WHAT IS NEEDED |
Copy each line containing the word "color" from the records that follow, please.

Records from a data source
■ ■ ■ ■ ■ ■ ■

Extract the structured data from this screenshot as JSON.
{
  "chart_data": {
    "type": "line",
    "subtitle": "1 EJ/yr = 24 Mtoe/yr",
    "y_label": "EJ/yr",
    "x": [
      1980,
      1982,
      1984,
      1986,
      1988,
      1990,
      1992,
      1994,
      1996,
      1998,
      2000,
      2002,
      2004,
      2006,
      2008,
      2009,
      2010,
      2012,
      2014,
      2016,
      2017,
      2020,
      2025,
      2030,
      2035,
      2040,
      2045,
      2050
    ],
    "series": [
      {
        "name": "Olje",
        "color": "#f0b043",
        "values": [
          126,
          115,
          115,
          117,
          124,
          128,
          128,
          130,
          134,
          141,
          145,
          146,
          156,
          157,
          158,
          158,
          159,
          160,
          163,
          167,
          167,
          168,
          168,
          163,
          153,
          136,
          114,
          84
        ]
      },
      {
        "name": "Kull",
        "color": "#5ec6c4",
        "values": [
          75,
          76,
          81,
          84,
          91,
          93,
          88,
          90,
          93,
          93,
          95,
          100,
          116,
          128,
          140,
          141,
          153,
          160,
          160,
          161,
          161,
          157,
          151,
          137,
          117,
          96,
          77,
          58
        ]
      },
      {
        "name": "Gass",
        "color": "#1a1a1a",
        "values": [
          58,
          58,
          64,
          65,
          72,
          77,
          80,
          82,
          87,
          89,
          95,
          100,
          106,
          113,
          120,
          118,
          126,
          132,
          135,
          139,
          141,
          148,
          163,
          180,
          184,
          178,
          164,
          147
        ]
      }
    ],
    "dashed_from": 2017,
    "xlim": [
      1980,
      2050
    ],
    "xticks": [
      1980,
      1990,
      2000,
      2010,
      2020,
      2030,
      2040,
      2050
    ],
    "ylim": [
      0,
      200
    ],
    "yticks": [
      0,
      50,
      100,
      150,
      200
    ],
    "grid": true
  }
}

■ ■ ■ ■ ■ ■ ■

ANSWER TO THIS EXERCISE |
        "color": "#f0b043",
        "color": "#5ec6c4",
        "color": "#1a1a1a",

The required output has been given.